## Begin

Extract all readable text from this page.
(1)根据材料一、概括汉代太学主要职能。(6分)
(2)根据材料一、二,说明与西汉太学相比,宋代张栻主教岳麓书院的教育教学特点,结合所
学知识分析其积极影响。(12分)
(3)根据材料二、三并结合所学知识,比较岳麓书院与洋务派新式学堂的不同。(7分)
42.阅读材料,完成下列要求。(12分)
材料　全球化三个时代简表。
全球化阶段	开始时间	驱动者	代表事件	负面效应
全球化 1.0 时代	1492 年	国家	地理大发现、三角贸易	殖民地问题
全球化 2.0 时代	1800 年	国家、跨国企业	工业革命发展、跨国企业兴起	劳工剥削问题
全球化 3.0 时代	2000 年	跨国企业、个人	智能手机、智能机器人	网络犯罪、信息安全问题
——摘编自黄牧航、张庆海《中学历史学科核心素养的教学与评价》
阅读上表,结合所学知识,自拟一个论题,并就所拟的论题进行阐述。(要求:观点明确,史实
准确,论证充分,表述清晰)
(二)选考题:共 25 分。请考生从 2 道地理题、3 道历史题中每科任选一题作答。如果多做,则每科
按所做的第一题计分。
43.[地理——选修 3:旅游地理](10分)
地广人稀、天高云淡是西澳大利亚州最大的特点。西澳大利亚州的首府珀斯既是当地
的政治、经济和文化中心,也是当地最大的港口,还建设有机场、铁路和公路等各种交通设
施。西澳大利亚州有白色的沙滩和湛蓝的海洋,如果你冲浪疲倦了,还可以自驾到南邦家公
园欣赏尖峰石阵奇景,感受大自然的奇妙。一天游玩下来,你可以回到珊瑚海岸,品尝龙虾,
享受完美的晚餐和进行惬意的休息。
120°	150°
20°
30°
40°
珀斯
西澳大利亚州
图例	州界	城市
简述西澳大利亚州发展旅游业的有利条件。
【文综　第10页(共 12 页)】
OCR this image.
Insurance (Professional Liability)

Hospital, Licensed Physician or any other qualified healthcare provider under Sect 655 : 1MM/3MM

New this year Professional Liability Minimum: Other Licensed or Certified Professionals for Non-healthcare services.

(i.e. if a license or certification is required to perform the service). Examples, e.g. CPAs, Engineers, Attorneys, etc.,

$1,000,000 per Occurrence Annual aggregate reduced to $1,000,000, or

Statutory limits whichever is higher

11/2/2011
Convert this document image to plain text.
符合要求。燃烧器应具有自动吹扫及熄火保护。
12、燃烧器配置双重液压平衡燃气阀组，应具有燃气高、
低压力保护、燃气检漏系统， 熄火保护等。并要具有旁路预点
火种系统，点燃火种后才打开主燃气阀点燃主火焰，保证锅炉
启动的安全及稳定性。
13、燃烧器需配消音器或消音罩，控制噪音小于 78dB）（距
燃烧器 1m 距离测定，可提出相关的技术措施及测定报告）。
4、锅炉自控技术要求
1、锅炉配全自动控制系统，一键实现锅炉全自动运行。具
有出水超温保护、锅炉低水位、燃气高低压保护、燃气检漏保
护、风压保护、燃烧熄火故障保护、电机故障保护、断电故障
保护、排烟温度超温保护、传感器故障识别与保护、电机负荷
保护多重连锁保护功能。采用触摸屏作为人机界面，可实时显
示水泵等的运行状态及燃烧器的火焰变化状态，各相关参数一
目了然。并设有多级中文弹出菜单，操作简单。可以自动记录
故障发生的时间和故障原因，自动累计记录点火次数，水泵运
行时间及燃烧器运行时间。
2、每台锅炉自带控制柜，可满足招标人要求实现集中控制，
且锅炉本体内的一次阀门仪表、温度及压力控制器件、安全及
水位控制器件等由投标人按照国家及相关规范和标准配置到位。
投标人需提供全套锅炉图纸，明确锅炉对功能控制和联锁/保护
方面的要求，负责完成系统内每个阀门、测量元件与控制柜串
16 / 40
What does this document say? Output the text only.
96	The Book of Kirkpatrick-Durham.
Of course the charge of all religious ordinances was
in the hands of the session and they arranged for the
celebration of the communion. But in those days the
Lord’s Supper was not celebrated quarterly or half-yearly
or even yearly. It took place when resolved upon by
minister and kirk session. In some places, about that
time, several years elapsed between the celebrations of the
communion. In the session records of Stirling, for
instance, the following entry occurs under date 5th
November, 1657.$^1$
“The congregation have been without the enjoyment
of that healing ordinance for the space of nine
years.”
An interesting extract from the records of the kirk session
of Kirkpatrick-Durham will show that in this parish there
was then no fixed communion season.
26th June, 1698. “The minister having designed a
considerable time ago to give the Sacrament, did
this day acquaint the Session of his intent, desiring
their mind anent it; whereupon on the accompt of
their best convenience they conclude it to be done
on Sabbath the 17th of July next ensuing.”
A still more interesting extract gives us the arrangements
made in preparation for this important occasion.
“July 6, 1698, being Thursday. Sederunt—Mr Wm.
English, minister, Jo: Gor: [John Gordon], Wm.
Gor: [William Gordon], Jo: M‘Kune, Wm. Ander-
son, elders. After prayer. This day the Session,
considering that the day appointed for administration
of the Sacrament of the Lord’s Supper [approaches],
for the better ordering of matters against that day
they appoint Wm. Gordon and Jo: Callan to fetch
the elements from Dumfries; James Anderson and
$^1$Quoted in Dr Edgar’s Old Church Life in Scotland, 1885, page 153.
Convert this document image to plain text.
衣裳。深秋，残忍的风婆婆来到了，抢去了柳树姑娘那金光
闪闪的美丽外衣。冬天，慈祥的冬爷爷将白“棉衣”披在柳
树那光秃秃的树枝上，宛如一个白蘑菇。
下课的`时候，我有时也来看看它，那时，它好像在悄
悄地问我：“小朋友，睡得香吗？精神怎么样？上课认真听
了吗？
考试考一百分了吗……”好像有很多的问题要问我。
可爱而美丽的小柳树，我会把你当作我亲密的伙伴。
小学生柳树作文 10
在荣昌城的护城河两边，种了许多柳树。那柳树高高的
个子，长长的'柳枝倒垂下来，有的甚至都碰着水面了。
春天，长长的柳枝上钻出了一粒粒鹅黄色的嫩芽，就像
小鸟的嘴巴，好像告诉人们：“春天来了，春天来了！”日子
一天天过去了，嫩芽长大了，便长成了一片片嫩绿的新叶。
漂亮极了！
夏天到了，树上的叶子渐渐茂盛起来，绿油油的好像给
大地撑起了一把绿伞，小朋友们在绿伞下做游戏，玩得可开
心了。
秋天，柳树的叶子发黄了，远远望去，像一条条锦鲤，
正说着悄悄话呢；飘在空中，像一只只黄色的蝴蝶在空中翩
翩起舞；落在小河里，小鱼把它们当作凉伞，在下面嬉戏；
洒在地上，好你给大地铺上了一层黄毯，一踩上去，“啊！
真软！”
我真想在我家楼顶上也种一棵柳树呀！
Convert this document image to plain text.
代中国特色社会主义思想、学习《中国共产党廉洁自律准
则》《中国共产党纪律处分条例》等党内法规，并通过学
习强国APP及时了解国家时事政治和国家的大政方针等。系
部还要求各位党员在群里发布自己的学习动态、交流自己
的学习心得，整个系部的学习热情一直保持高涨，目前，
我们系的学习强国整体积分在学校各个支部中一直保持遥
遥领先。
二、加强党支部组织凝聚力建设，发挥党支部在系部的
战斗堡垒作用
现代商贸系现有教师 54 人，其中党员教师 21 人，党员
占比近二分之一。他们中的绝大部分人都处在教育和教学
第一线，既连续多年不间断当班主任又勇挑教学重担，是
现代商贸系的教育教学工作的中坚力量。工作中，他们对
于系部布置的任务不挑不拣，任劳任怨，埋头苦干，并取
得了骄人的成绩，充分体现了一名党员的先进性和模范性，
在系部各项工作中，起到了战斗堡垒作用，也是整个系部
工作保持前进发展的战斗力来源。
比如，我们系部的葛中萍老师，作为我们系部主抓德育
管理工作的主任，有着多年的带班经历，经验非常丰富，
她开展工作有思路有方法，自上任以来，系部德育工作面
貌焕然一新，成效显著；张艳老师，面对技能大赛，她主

## End

GIVEN TASK: Report all lines of the data that include the word "Licensed".

RESULT:
Hospital, Licensed Physician or any other qualified healthcare provider under Sect 655 : 1MM/3MM
New this year Professional Liability Minimum: Other Licensed or Certified Professionals for Non-healthcare services.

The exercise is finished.